Required task >>
Nothing but the lines from the one with "What text is on this page?" to the final line should be returned, each exactly as it appears.

Dataset entries >>

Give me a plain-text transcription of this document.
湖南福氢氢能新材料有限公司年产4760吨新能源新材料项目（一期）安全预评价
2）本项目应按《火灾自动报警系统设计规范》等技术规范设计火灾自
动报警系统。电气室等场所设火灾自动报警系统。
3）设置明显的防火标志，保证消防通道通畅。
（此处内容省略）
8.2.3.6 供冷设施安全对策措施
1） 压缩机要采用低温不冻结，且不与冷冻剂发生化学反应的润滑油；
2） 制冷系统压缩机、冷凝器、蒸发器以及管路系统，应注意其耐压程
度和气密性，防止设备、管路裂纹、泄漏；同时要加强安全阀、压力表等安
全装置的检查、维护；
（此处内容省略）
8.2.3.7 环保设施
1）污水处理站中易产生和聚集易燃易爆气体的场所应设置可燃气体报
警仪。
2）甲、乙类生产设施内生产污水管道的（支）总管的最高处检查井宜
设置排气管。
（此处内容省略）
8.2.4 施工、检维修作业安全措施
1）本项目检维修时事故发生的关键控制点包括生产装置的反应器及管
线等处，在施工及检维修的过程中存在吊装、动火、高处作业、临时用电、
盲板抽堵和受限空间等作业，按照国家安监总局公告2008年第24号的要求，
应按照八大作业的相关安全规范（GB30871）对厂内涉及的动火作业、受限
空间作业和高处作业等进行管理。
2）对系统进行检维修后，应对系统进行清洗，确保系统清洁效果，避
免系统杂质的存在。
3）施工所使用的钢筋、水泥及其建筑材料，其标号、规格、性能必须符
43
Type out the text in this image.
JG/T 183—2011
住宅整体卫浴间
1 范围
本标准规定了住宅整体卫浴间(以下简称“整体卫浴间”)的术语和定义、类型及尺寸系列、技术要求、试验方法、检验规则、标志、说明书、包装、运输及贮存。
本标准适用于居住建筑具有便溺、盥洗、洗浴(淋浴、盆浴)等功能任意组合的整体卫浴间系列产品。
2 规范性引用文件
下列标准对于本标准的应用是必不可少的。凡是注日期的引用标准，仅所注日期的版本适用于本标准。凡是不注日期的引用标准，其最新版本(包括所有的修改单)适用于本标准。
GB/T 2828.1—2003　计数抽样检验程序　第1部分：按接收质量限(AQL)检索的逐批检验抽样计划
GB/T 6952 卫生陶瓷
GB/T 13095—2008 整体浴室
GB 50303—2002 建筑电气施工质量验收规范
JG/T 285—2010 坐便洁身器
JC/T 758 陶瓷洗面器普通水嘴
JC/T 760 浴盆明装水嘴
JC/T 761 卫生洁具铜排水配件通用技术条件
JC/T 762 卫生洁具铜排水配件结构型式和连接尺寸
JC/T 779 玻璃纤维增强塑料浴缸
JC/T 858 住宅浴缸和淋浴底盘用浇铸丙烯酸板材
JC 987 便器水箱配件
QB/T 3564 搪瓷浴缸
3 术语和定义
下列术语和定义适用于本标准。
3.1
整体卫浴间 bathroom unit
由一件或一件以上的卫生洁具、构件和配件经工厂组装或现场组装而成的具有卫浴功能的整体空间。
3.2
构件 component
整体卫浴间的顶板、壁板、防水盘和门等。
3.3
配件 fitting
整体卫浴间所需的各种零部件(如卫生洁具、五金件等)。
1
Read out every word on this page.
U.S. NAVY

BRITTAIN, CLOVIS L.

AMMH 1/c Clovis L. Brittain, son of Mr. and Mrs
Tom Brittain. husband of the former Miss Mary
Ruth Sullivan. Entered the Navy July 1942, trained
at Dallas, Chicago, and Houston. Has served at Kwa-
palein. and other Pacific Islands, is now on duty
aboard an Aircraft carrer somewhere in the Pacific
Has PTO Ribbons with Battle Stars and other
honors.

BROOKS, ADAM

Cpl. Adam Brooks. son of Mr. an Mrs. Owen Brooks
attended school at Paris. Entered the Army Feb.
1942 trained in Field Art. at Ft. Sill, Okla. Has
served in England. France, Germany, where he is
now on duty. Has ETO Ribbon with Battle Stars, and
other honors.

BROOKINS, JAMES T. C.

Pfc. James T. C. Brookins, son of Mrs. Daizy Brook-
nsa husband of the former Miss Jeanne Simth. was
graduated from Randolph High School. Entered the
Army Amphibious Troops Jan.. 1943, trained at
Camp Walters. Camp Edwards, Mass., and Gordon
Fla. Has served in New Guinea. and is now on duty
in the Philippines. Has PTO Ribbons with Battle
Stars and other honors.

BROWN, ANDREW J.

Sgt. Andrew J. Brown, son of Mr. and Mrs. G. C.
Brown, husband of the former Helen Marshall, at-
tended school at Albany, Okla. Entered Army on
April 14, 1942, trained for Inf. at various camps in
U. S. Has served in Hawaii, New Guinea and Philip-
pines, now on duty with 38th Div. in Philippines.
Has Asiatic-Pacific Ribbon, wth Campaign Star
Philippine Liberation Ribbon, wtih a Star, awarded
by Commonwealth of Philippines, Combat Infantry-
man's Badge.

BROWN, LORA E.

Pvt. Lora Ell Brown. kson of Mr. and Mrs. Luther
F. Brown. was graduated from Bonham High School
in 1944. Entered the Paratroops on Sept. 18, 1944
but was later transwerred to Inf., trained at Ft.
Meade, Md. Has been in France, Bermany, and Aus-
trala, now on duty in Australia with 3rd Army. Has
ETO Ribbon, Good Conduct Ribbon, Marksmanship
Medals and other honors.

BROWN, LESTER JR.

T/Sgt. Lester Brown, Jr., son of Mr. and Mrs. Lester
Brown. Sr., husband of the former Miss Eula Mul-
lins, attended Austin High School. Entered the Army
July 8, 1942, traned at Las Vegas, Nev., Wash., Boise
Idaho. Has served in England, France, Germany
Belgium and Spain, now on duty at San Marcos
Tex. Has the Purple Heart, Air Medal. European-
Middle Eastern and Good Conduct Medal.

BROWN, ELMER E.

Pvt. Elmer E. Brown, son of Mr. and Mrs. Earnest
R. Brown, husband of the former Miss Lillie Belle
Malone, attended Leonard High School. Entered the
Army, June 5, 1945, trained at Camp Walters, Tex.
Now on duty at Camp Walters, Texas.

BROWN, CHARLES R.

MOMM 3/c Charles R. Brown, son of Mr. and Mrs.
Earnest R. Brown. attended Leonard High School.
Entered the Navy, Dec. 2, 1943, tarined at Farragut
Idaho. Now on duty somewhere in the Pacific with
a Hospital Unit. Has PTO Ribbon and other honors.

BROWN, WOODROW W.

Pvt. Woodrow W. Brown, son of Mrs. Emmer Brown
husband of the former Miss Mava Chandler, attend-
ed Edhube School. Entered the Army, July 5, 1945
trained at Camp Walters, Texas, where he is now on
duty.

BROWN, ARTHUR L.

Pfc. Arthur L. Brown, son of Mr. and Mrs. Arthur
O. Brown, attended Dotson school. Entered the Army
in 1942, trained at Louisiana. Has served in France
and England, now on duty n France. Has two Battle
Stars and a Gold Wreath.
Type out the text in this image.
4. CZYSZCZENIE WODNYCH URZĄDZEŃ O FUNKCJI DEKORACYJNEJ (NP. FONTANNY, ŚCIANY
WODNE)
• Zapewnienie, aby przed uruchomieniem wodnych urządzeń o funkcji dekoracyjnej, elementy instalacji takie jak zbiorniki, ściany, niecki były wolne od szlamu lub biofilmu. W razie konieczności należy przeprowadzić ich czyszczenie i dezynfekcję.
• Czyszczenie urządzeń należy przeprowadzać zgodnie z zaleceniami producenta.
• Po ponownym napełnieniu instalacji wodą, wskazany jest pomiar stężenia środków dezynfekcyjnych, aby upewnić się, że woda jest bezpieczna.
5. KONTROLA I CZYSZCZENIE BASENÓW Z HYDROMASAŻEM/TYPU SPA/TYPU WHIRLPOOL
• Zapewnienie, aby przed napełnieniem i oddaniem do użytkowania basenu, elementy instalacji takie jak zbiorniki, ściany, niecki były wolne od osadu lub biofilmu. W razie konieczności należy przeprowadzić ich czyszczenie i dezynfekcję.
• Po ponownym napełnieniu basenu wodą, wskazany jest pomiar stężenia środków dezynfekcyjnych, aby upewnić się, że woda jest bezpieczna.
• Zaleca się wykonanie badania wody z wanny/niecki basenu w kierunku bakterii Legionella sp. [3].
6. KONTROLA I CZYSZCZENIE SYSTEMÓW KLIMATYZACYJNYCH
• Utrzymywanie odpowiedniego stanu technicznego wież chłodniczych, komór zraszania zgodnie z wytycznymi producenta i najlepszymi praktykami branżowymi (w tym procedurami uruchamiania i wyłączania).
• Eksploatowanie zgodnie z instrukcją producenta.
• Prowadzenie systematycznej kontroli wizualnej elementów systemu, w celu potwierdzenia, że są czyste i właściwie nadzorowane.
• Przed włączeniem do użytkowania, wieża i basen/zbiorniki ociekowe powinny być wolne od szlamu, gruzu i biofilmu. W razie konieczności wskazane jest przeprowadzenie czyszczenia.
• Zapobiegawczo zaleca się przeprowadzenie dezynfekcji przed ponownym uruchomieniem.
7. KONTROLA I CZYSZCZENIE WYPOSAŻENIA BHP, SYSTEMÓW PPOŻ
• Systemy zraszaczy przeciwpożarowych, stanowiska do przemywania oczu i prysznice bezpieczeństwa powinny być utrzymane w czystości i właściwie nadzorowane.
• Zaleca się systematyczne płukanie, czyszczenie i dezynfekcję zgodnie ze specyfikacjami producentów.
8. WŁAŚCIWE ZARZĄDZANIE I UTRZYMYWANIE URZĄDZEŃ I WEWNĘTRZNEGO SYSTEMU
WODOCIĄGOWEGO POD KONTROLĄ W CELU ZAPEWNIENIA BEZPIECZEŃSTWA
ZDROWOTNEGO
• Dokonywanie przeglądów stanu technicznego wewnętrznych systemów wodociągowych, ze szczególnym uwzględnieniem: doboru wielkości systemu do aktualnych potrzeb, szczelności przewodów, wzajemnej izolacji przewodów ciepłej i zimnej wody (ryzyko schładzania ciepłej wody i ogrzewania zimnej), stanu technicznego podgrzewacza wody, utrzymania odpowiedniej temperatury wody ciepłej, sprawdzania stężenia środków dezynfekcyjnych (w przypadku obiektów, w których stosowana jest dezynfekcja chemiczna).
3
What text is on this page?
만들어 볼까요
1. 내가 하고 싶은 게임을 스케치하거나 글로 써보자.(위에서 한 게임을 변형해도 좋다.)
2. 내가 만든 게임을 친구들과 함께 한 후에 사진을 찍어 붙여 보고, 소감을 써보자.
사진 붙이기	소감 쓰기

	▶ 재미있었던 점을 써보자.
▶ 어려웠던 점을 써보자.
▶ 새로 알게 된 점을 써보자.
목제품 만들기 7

Written answer >>
What text is on this page?
만들어 볼까요
1. 내가 하고 싶은 게임을 스케치하거나 글로 써보자.(위에서 한 게임을 변형해도 좋다.)
2. 내가 만든 게임을 친구들과 함께 한 후에 사진을 찍어 붙여 보고, 소감을 써보자.
사진 붙이기	소감 쓰기

	▶ 재미있었던 점을 써보자.
▶ 어려웠던 점을 써보자.
▶ 새로 알게 된 점을 써보자.
목제품 만들기 7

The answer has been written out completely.